### DATASET
━━━━━━━━━━━━━━━━━━━━

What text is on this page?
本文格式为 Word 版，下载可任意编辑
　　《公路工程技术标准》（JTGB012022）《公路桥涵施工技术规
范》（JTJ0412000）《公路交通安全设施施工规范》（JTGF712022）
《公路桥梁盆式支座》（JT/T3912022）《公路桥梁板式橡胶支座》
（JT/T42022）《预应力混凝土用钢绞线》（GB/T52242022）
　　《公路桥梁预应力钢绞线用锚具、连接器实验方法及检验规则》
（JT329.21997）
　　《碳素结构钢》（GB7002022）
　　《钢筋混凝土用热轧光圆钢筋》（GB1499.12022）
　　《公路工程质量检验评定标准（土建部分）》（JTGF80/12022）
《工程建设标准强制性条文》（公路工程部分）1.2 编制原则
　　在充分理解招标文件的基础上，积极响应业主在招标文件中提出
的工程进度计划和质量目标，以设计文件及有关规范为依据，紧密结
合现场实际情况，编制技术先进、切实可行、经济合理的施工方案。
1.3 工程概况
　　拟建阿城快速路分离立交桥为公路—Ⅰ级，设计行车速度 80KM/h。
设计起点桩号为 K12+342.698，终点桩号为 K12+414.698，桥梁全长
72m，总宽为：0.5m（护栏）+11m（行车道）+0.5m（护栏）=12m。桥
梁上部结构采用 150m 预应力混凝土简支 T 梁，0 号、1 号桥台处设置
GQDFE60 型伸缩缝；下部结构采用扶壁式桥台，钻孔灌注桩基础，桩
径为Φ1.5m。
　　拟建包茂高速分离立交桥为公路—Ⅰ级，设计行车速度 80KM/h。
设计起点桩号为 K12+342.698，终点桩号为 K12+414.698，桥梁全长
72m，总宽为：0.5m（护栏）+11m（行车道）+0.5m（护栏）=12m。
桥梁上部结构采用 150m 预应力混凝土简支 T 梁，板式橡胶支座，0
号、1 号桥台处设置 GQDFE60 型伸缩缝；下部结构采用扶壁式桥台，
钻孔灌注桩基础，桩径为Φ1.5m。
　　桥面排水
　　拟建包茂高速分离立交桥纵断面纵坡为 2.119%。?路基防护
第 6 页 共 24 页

━━━━━━━━━━━━━━━━━━━━

### SHORT TASK
Output the records above in their entirety, exactly.

### RESULT
What text is on this page?
本文格式为 Word 版，下载可任意编辑
　　《公路工程技术标准》（JTGB012022）《公路桥涵施工技术规
范》（JTJ0412000）《公路交通安全设施施工规范》（JTGF712022）
《公路桥梁盆式支座》（JT/T3912022）《公路桥梁板式橡胶支座》
（JT/T42022）《预应力混凝土用钢绞线》（GB/T52242022）
　　《公路桥梁预应力钢绞线用锚具、连接器实验方法及检验规则》
（JT329.21997）
　　《碳素结构钢》（GB7002022）
　　《钢筋混凝土用热轧光圆钢筋》（GB1499.12022）
　　《公路工程质量检验评定标准（土建部分）》（JTGF80/12022）
《工程建设标准强制性条文》（公路工程部分）1.2 编制原则
　　在充分理解招标文件的基础上，积极响应业主在招标文件中提出
的工程进度计划和质量目标，以设计文件及有关规范为依据，紧密结
合现场实际情况，编制技术先进、切实可行、经济合理的施工方案。
1.3 工程概况
　　拟建阿城快速路分离立交桥为公路—Ⅰ级，设计行车速度 80KM/h。
设计起点桩号为 K12+342.698，终点桩号为 K12+414.698，桥梁全长
72m，总宽为：0.5m（护栏）+11m（行车道）+0.5m（护栏）=12m。桥
梁上部结构采用 150m 预应力混凝土简支 T 梁，0 号、1 号桥台处设置
GQDFE60 型伸缩缝；下部结构采用扶壁式桥台，钻孔灌注桩基础，桩
径为Φ1.5m。
　　拟建包茂高速分离立交桥为公路—Ⅰ级，设计行车速度 80KM/h。
设计起点桩号为 K12+342.698，终点桩号为 K12+414.698，桥梁全长
72m，总宽为：0.5m（护栏）+11m（行车道）+0.5m（护栏）=12m。
桥梁上部结构采用 150m 预应力混凝土简支 T 梁，板式橡胶支座，0
号、1 号桥台处设置 GQDFE60 型伸缩缝；下部结构采用扶壁式桥台，
钻孔灌注桩基础，桩径为Φ1.5m。
　　桥面排水
　　拟建包茂高速分离立交桥纵断面纵坡为 2.119%。?路基防护
第 6 页 共 24 页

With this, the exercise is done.